- Problem description -
Retype all of the data exactly as given.
• • •
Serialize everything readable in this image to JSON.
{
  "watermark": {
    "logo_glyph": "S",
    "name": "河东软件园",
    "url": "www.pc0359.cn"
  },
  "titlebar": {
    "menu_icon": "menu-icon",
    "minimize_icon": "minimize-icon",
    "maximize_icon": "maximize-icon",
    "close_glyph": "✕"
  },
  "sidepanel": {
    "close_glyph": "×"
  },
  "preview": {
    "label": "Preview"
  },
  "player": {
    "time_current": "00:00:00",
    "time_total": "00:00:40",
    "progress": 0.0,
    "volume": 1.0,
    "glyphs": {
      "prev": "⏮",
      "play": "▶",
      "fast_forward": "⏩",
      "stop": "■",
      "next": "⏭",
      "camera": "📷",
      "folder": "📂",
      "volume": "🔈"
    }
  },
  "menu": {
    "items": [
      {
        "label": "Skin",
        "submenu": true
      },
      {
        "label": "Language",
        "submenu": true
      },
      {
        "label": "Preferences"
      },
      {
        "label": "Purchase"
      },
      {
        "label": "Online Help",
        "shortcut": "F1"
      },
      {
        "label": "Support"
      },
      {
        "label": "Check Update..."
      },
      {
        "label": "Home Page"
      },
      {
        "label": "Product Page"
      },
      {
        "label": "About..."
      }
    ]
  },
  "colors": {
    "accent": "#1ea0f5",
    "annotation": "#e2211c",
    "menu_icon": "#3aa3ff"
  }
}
• • •
- Solution for this problem -
Serialize everything readable in this image to JSON.
{
  "watermark": {
    "logo_glyph": "S",
    "name": "河东软件园",
    "url": "www.pc0359.cn"
  },
  "titlebar": {
    "menu_icon": "menu-icon",
    "minimize_icon": "minimize-icon",
    "maximize_icon": "maximize-icon",
    "close_glyph": "✕"
  },
  "sidepanel": {
    "close_glyph": "×"
  },
  "preview": {
    "label": "Preview"
  },
  "player": {
    "time_current": "00:00:00",
    "time_total": "00:00:40",
    "progress": 0.0,
    "volume": 1.0,
    "glyphs": {
      "prev": "⏮",
      "play": "▶",
      "fast_forward": "⏩",
      "stop": "■",
      "next": "⏭",
      "camera": "📷",
      "folder": "📂",
      "volume": "🔈"
    }
  },
  "menu": {
    "items": [
      {
        "label": "Skin",
        "submenu": true
      },
      {
        "label": "Language",
        "submenu": true
      },
      {
        "label": "Preferences"
      },
      {
        "label": "Purchase"
      },
      {
        "label": "Online Help",
        "shortcut": "F1"
      },
      {
        "label": "Support"
      },
      {
        "label": "Check Update..."
      },
      {
        "label": "Home Page"
      },
      {
        "label": "Product Page"
      },
      {
        "label": "About..."
      }
    ]
  },
  "colors": {
    "accent": "#1ea0f5",
    "annotation": "#e2211c",
    "menu_icon": "#3aa3ff"
  }
}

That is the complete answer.